Stored data
Start

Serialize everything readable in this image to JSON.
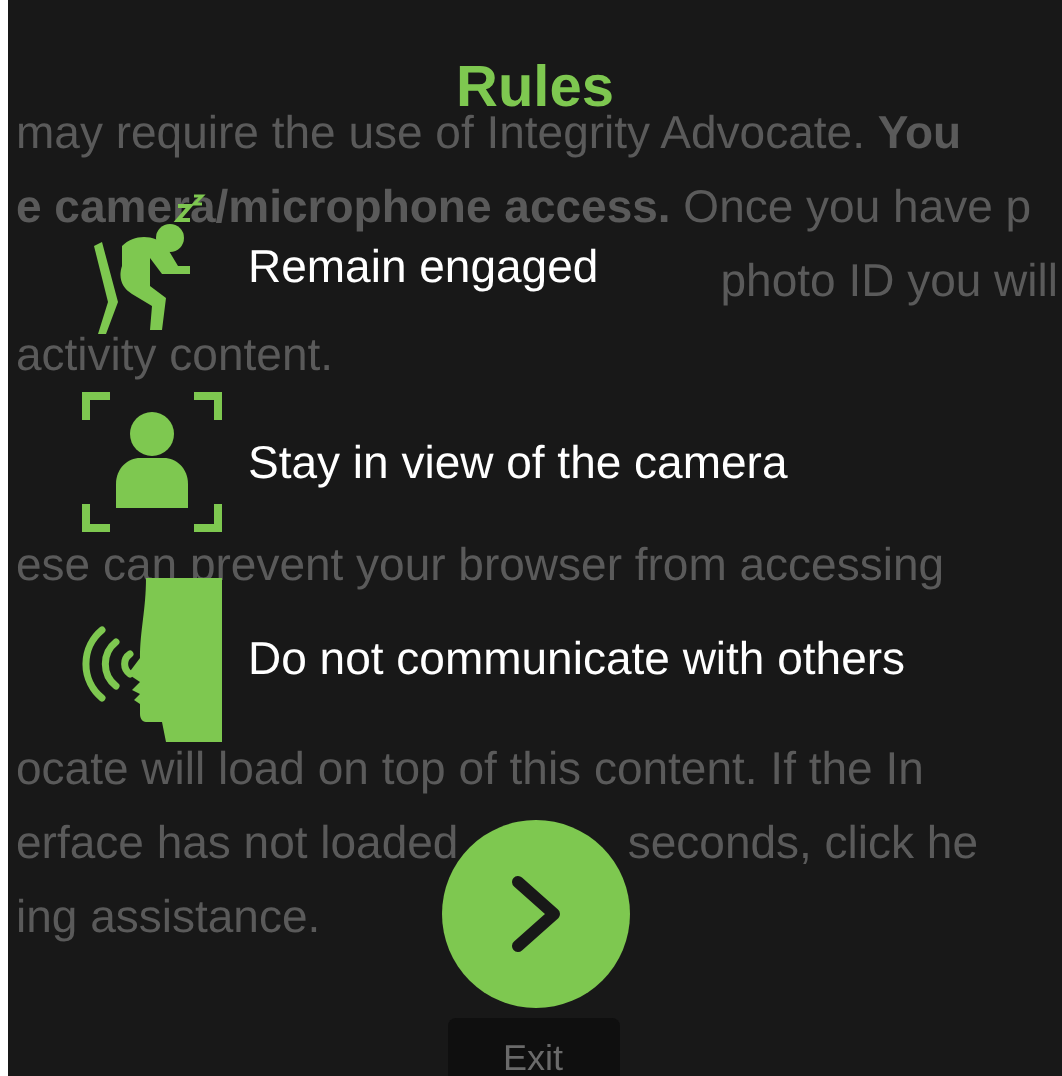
{
  "background_text": {
    "lines": [
      {
        "segments": [
          "may require the use of Integrity Advocate. **You**"
        ]
      },
      {
        "segments": [
          "**e camera/microphone access.** Once you have p"
        ]
      },
      {
        "segments": [
          "photo ID you will"
        ]
      },
      {
        "segments": [
          "activity content."
        ]
      },
      {
        "segments": [
          "ese can prevent your browser from accessing"
        ]
      },
      {
        "segments": [
          "ocate will load on top of this content. If the In"
        ]
      },
      {
        "segments": [
          "erface has not loaded",
          "seconds, click he"
        ]
      },
      {
        "segments": [
          "ing assistance."
        ]
      }
    ],
    "exit_button": "Exit"
  },
  "dialog": {
    "title": "Rules",
    "rules": [
      {
        "kind": "sleeping",
        "text": "Remain engaged"
      },
      {
        "kind": "camera",
        "text": "Stay in view of the camera"
      },
      {
        "kind": "speaking",
        "text": "Do not communicate with others"
      }
    ]
  }
}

End

Work to complete: How many lines in the records above contain the word "camera"? Reply with the number and nothing more.

Task result: 3